Request:
Without the pictures, can you quote each line below exactly?

=== Given data ===

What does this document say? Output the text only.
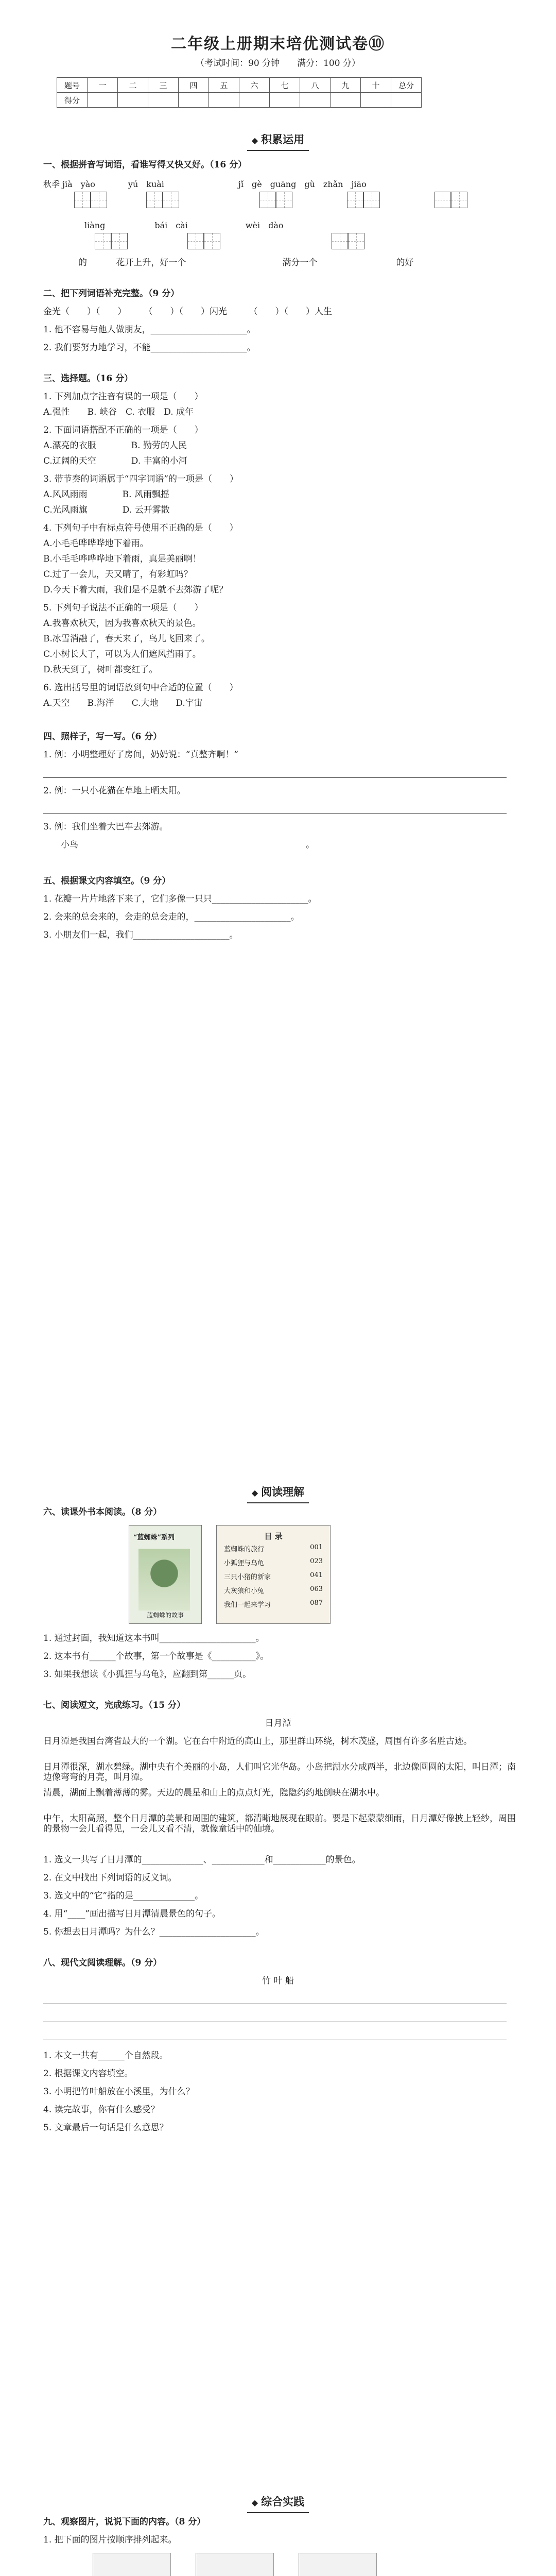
二年级上册期末培优测试卷⑩
（考试时间：90 分钟　　满分：100 分）
题号	一	二	三	四	五	六	七	八	九	十	总分
得分											
◆ 积累运用
一、根据拼音写词语，看谁写得又快又好。（16 分）
秋季 jià　yào　　　　yú　kuài　　　　　　　　　jǐ　gè　guāng　gù　zhǎn　jiāo
　　　　　liàng　　　　　　bái　cài　　　　　　　wèi　dào
　　　　的 　　　花开上升，好一个　　　　　　　　　　　满分一个　　　　　　　　　的好
二、把下列词语补充完整。（9 分）
金光（　　）（　　）　　　（　　）（　　）闪光　　　（　　）（　　）人生
1. 他不容易与他人做朋友，______________________。
2. 我们要努力地学习，不能______________________。
三、选择题。（16 分）
1. 下列加点字注音有误的一项是（　　）
A.强性　　B. 峡谷　C. 衣服　D. 成年
2. 下面词语搭配不正确的一项是（　　）
A.漂亮的衣服　　　　B. 勤劳的人民
C.辽阔的天空　　　　D. 丰富的小河
3. 带节奏的词语属于“四字词语”的一项是（　　）
A.风风雨雨　　　　B. 风雨飘摇
C.光风雨旗　　　　D. 云开雾散
4. 下列句子中有标点符号使用不正确的是（　　）
A.小毛毛哗哗哗地下着雨。
B.小毛毛哗哗哗地下着雨，真是美丽啊！
C.过了一会儿，天又晴了，有彩虹吗？
D.今天下着大雨，我们是不是就不去郊游了呢？
5. 下列句子说法不正确的一项是（　　）
A.我喜欢秋天，因为我喜欢秋天的景色。
B.冰雪消融了，春天来了，鸟儿飞回来了。
C.小树长大了，可以为人们遮风挡雨了。
D.秋天到了，树叶都变红了。
6. 选出括号里的词语放到句中合适的位置（　　）
A.天空　　B.海洋　　C.大地　　D.宇宙
四、照样子，写一写。（6 分）
1. 例：小明整理好了房间，奶奶说：“真整齐啊！”
2. 例：一只小花猫在草地上晒太阳。
3. 例：我们坐着大巴车去郊游。
　　小鸟　　　　　　　　　　　　　　　　　　　　　　　　　　。
五、根据课文内容填空。（9 分）
1. 花瓣一片片地落下来了，它们多像一只只______________________。
2. 会来的总会来的，会走的总会走的，______________________。
3. 小朋友们一起，我们______________________。
◆ 阅读理解
六、读课外书本阅读。（8 分）
“蓝蜘蛛”系列
蓝蜘蛛的故事
目 录
蓝蜘蛛的旅行	001
小狐狸与乌龟	023
三只小猪的新家	041
大灰狼和小兔	063
我们一起来学习	087
1. 通过封面，我知道这本书叫______________________。
2. 这本书有______个故事，第一个故事是《__________》。
3. 如果我想读《小狐狸与乌龟》，应翻到第______页。
七、阅读短文，完成练习。（15 分）
日月潭
日月潭是我国台湾省最大的一个湖。它在台中附近的高山上，那里群山环绕，树木茂盛，周围有许多名胜古迹。
日月潭很深，湖水碧绿。湖中央有个美丽的小岛，人们叫它光华岛。小岛把湖水分成两半，北边像圆圆的太阳，叫日潭；南边像弯弯的月亮，叫月潭。
清晨，湖面上飘着薄薄的雾。天边的晨星和山上的点点灯光，隐隐约约地倒映在湖水中。
中午，太阳高照，整个日月潭的美景和周围的建筑，都清晰地展现在眼前。要是下起蒙蒙细雨，日月潭好像披上轻纱，周围的景物一会儿看得见，一会儿又看不清，就像童话中的仙境。
1. 选文一共写了日月潭的______________、____________和____________的景色。
2. 在文中找出下列词语的反义词。
3. 选文中的“它”指的是______________。
4. 用“____”画出描写日月潭清晨景色的句子。
5. 你想去日月潭吗？为什么？______________________。
八、现代文阅读理解。（9 分）
竹 叶 船
1. 本文一共有______个自然段。
2. 根据课文内容填空。
3. 小明把竹叶船放在小溪里，为什么？
4. 读完故事，你有什么感受？
5. 文章最后一句话是什么意思？
◆ 综合实践
九、观察图片，说说下面的内容。（8 分）
1. 把下面的图片按顺序排列起来。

===

Solved problem:
What does this document say? Output the text only.
二年级上册期末培优测试卷⑩
（考试时间：90 分钟　　满分：100 分）
题号	一	二	三	四	五	六	七	八	九	十	总分
得分											
◆ 积累运用
一、根据拼音写词语，看谁写得又快又好。（16 分）
秋季 jià　yào　　　　yú　kuài　　　　　　　　　jǐ　gè　guāng　gù　zhǎn　jiāo
　　　　　liàng　　　　　　bái　cài　　　　　　　wèi　dào
　　　　的 　　　花开上升，好一个　　　　　　　　　　　满分一个　　　　　　　　　的好
二、把下列词语补充完整。（9 分）
金光（　　）（　　）　　　（　　）（　　）闪光　　　（　　）（　　）人生
1. 他不容易与他人做朋友，______________________。
2. 我们要努力地学习，不能______________________。
三、选择题。（16 分）
1. 下列加点字注音有误的一项是（　　）
A.强性　　B. 峡谷　C. 衣服　D. 成年
2. 下面词语搭配不正确的一项是（　　）
A.漂亮的衣服　　　　B. 勤劳的人民
C.辽阔的天空　　　　D. 丰富的小河
3. 带节奏的词语属于“四字词语”的一项是（　　）
A.风风雨雨　　　　B. 风雨飘摇
C.光风雨旗　　　　D. 云开雾散
4. 下列句子中有标点符号使用不正确的是（　　）
A.小毛毛哗哗哗地下着雨。
B.小毛毛哗哗哗地下着雨，真是美丽啊！
C.过了一会儿，天又晴了，有彩虹吗？
D.今天下着大雨，我们是不是就不去郊游了呢？
5. 下列句子说法不正确的一项是（　　）
A.我喜欢秋天，因为我喜欢秋天的景色。
B.冰雪消融了，春天来了，鸟儿飞回来了。
C.小树长大了，可以为人们遮风挡雨了。
D.秋天到了，树叶都变红了。
6. 选出括号里的词语放到句中合适的位置（　　）
A.天空　　B.海洋　　C.大地　　D.宇宙
四、照样子，写一写。（6 分）
1. 例：小明整理好了房间，奶奶说：“真整齐啊！”
2. 例：一只小花猫在草地上晒太阳。
3. 例：我们坐着大巴车去郊游。
　　小鸟　　　　　　　　　　　　　　　　　　　　　　　　　　。
五、根据课文内容填空。（9 分）
1. 花瓣一片片地落下来了，它们多像一只只______________________。
2. 会来的总会来的，会走的总会走的，______________________。
3. 小朋友们一起，我们______________________。
◆ 阅读理解
六、读课外书本阅读。（8 分）
“蓝蜘蛛”系列
蓝蜘蛛的故事
目 录
蓝蜘蛛的旅行	001
小狐狸与乌龟	023
三只小猪的新家	041
大灰狼和小兔	063
我们一起来学习	087
1. 通过封面，我知道这本书叫______________________。
2. 这本书有______个故事，第一个故事是《__________》。
3. 如果我想读《小狐狸与乌龟》，应翻到第______页。
七、阅读短文，完成练习。（15 分）
日月潭
日月潭是我国台湾省最大的一个湖。它在台中附近的高山上，那里群山环绕，树木茂盛，周围有许多名胜古迹。
日月潭很深，湖水碧绿。湖中央有个美丽的小岛，人们叫它光华岛。小岛把湖水分成两半，北边像圆圆的太阳，叫日潭；南边像弯弯的月亮，叫月潭。
清晨，湖面上飘着薄薄的雾。天边的晨星和山上的点点灯光，隐隐约约地倒映在湖水中。
中午，太阳高照，整个日月潭的美景和周围的建筑，都清晰地展现在眼前。要是下起蒙蒙细雨，日月潭好像披上轻纱，周围的景物一会儿看得见，一会儿又看不清，就像童话中的仙境。
1. 选文一共写了日月潭的______________、____________和____________的景色。
2. 在文中找出下列词语的反义词。
3. 选文中的“它”指的是______________。
4. 用“____”画出描写日月潭清晨景色的句子。
5. 你想去日月潭吗？为什么？______________________。
八、现代文阅读理解。（9 分）
竹 叶 船
1. 本文一共有______个自然段。
2. 根据课文内容填空。
3. 小明把竹叶船放在小溪里，为什么？
4. 读完故事，你有什么感受？
5. 文章最后一句话是什么意思？
◆ 综合实践
九、观察图片，说说下面的内容。（8 分）
1. 把下面的图片按顺序排列起来。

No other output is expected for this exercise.